» Required task
Reproduce every entry exactly, without alteration.

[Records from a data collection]
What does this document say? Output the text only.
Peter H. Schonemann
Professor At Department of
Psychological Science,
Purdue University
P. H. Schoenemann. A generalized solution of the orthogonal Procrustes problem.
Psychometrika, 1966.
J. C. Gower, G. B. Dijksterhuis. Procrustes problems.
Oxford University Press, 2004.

» Correct answer
What does this document say? Output the text only.
Peter H. Schonemann
Professor At Department of
Psychological Science,
Purdue University
P. H. Schoenemann. A generalized solution of the orthogonal Procrustes problem.
Psychometrika, 1966.
J. C. Gower, G. B. Dijksterhuis. Procrustes problems.
Oxford University Press, 2004.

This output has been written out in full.